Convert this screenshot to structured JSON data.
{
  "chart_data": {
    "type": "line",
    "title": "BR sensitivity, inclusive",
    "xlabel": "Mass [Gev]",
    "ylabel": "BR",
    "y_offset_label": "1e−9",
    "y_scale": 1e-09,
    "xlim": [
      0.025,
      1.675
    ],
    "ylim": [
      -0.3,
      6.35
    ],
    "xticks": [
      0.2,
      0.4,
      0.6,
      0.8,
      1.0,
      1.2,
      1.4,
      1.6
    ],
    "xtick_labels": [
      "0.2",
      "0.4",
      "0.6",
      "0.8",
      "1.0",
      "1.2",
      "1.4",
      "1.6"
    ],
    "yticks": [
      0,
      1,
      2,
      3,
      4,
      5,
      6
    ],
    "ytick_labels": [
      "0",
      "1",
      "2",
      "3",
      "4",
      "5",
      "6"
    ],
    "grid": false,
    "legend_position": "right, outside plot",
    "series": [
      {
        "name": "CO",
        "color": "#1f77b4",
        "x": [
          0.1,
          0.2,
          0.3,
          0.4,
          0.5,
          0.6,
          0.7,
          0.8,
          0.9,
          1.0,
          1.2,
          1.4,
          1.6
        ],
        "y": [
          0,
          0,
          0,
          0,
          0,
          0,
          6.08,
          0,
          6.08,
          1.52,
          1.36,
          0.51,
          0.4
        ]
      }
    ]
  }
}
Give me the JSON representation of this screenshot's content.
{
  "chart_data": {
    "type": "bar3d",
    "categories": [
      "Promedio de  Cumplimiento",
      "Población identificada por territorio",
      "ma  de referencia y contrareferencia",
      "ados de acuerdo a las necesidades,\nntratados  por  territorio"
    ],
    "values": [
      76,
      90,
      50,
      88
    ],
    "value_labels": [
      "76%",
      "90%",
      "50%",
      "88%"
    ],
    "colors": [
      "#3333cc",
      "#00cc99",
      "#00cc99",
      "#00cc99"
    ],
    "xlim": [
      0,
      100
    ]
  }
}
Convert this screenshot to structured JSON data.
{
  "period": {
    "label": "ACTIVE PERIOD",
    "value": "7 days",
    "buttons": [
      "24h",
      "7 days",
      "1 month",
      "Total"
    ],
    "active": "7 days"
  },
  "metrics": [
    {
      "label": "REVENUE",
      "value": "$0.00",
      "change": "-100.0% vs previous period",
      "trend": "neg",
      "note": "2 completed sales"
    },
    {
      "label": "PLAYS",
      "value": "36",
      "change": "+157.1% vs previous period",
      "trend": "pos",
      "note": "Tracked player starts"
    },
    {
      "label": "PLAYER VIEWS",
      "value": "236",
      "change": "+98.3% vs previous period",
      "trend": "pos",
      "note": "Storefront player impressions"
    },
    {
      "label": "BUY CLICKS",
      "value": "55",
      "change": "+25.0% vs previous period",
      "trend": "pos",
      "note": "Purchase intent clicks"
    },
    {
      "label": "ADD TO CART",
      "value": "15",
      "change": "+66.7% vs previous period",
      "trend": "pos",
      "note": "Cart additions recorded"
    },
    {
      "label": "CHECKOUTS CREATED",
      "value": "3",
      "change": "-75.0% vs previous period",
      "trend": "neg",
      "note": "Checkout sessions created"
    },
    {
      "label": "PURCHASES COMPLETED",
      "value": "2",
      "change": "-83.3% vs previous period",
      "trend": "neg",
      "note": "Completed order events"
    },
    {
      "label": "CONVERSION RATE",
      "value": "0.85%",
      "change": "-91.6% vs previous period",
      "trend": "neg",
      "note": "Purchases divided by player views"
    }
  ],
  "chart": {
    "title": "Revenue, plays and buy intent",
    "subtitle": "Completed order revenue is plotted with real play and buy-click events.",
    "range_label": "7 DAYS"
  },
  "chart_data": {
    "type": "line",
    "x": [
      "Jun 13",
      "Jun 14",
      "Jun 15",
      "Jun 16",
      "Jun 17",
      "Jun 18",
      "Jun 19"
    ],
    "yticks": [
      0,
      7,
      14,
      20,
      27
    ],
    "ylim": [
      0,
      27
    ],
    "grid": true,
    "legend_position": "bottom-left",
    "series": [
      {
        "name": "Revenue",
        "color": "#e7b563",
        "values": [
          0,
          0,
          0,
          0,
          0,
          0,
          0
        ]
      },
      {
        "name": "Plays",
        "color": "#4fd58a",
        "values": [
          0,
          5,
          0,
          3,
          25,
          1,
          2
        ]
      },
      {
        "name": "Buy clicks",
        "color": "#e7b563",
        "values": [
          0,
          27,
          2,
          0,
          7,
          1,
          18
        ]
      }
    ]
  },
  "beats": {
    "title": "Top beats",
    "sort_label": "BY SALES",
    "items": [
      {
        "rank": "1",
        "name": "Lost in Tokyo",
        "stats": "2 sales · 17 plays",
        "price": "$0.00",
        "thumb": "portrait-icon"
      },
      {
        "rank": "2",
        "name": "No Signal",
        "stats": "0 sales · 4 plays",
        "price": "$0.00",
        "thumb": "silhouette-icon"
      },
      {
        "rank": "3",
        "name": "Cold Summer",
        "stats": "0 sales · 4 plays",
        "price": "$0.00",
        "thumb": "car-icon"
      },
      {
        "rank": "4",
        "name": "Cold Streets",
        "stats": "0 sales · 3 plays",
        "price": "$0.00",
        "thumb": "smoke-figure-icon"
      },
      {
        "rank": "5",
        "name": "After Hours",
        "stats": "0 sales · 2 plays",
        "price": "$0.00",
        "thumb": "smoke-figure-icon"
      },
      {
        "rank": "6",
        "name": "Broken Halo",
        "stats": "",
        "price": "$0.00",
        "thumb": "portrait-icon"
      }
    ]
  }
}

====

> [What to produce]
Retype all of the data shown above, word for word.

> [Solution]
Convert this screenshot to structured JSON data.
{
  "chart_data": {
    "type": "line",
    "title": "BR sensitivity, inclusive",
    "xlabel": "Mass [Gev]",
    "ylabel": "BR",
    "y_offset_label": "1e−9",
    "y_scale": 1e-09,
    "xlim": [
      0.025,
      1.675
    ],
    "ylim": [
      -0.3,
      6.35
    ],
    "xticks": [
      0.2,
      0.4,
      0.6,
      0.8,
      1.0,
      1.2,
      1.4,
      1.6
    ],
    "xtick_labels": [
      "0.2",
      "0.4",
      "0.6",
      "0.8",
      "1.0",
      "1.2",
      "1.4",
      "1.6"
    ],
    "yticks": [
      0,
      1,
      2,
      3,
      4,
      5,
      6
    ],
    "ytick_labels": [
      "0",
      "1",
      "2",
      "3",
      "4",
      "5",
      "6"
    ],
    "grid": false,
    "legend_position": "right, outside plot",
    "series": [
      {
        "name": "CO",
        "color": "#1f77b4",
        "x": [
          0.1,
          0.2,
          0.3,
          0.4,
          0.5,
          0.6,
          0.7,
          0.8,
          0.9,
          1.0,
          1.2,
          1.4,
          1.6
        ],
        "y": [
          0,
          0,
          0,
          0,
          0,
          0,
          6.08,
          0,
          6.08,
          1.52,
          1.36,
          0.51,
          0.4
        ]
      }
    ]
  }
}
Give me the JSON representation of this screenshot's content.
{
  "chart_data": {
    "type": "bar3d",
    "categories": [
      "Promedio de  Cumplimiento",
      "Población identificada por territorio",
      "ma  de referencia y contrareferencia",
      "ados de acuerdo a las necesidades,\nntratados  por  territorio"
    ],
    "values": [
      76,
      90,
      50,
      88
    ],
    "value_labels": [
      "76%",
      "90%",
      "50%",
      "88%"
    ],
    "colors": [
      "#3333cc",
      "#00cc99",
      "#00cc99",
      "#00cc99"
    ],
    "xlim": [
      0,
      100
    ]
  }
}
Convert this screenshot to structured JSON data.
{
  "period": {
    "label": "ACTIVE PERIOD",
    "value": "7 days",
    "buttons": [
      "24h",
      "7 days",
      "1 month",
      "Total"
    ],
    "active": "7 days"
  },
  "metrics": [
    {
      "label": "REVENUE",
      "value": "$0.00",
      "change": "-100.0% vs previous period",
      "trend": "neg",
      "note": "2 completed sales"
    },
    {
      "label": "PLAYS",
      "value": "36",
      "change": "+157.1% vs previous period",
      "trend": "pos",
      "note": "Tracked player starts"
    },
    {
      "label": "PLAYER VIEWS",
      "value": "236",
      "change": "+98.3% vs previous period",
      "trend": "pos",
      "note": "Storefront player impressions"
    },
    {
      "label": "BUY CLICKS",
      "value": "55",
      "change": "+25.0% vs previous period",
      "trend": "pos",
      "note": "Purchase intent clicks"
    },
    {
      "label": "ADD TO CART",
      "value": "15",
      "change": "+66.7% vs previous period",
      "trend": "pos",
      "note": "Cart additions recorded"
    },
    {
      "label": "CHECKOUTS CREATED",
      "value": "3",
      "change": "-75.0% vs previous period",
      "trend": "neg",
      "note": "Checkout sessions created"
    },
    {
      "label": "PURCHASES COMPLETED",
      "value": "2",
      "change": "-83.3% vs previous period",
      "trend": "neg",
      "note": "Completed order events"
    },
    {
      "label": "CONVERSION RATE",
      "value": "0.85%",
      "change": "-91.6% vs previous period",
      "trend": "neg",
      "note": "Purchases divided by player views"
    }
  ],
  "chart": {
    "title": "Revenue, plays and buy intent",
    "subtitle": "Completed order revenue is plotted with real play and buy-click events.",
    "range_label": "7 DAYS"
  },
  "chart_data": {
    "type": "line",
    "x": [
      "Jun 13",
      "Jun 14",
      "Jun 15",
      "Jun 16",
      "Jun 17",
      "Jun 18",
      "Jun 19"
    ],
    "yticks": [
      0,
      7,
      14,
      20,
      27
    ],
    "ylim": [
      0,
      27
    ],
    "grid": true,
    "legend_position": "bottom-left",
    "series": [
      {
        "name": "Revenue",
        "color": "#e7b563",
        "values": [
          0,
          0,
          0,
          0,
          0,
          0,
          0
        ]
      },
      {
        "name": "Plays",
        "color": "#4fd58a",
        "values": [
          0,
          5,
          0,
          3,
          25,
          1,
          2
        ]
      },
      {
        "name": "Buy clicks",
        "color": "#e7b563",
        "values": [
          0,
          27,
          2,
          0,
          7,
          1,
          18
        ]
      }
    ]
  },
  "beats": {
    "title": "Top beats",
    "sort_label": "BY SALES",
    "items": [
      {
        "rank": "1",
        "name": "Lost in Tokyo",
        "stats": "2 sales · 17 plays",
        "price": "$0.00",
        "thumb": "portrait-icon"
      },
      {
        "rank": "2",
        "name": "No Signal",
        "stats": "0 sales · 4 plays",
        "price": "$0.00",
        "thumb": "silhouette-icon"
      },
      {
        "rank": "3",
        "name": "Cold Summer",
        "stats": "0 sales · 4 plays",
        "price": "$0.00",
        "thumb": "car-icon"
      },
      {
        "rank": "4",
        "name": "Cold Streets",
        "stats": "0 sales · 3 plays",
        "price": "$0.00",
        "thumb": "smoke-figure-icon"
      },
      {
        "rank": "5",
        "name": "After Hours",
        "stats": "0 sales · 2 plays",
        "price": "$0.00",
        "thumb": "smoke-figure-icon"
      },
      {
        "rank": "6",
        "name": "Broken Halo",
        "stats": "",
        "price": "$0.00",
        "thumb": "portrait-icon"
      }
    ]
  }
}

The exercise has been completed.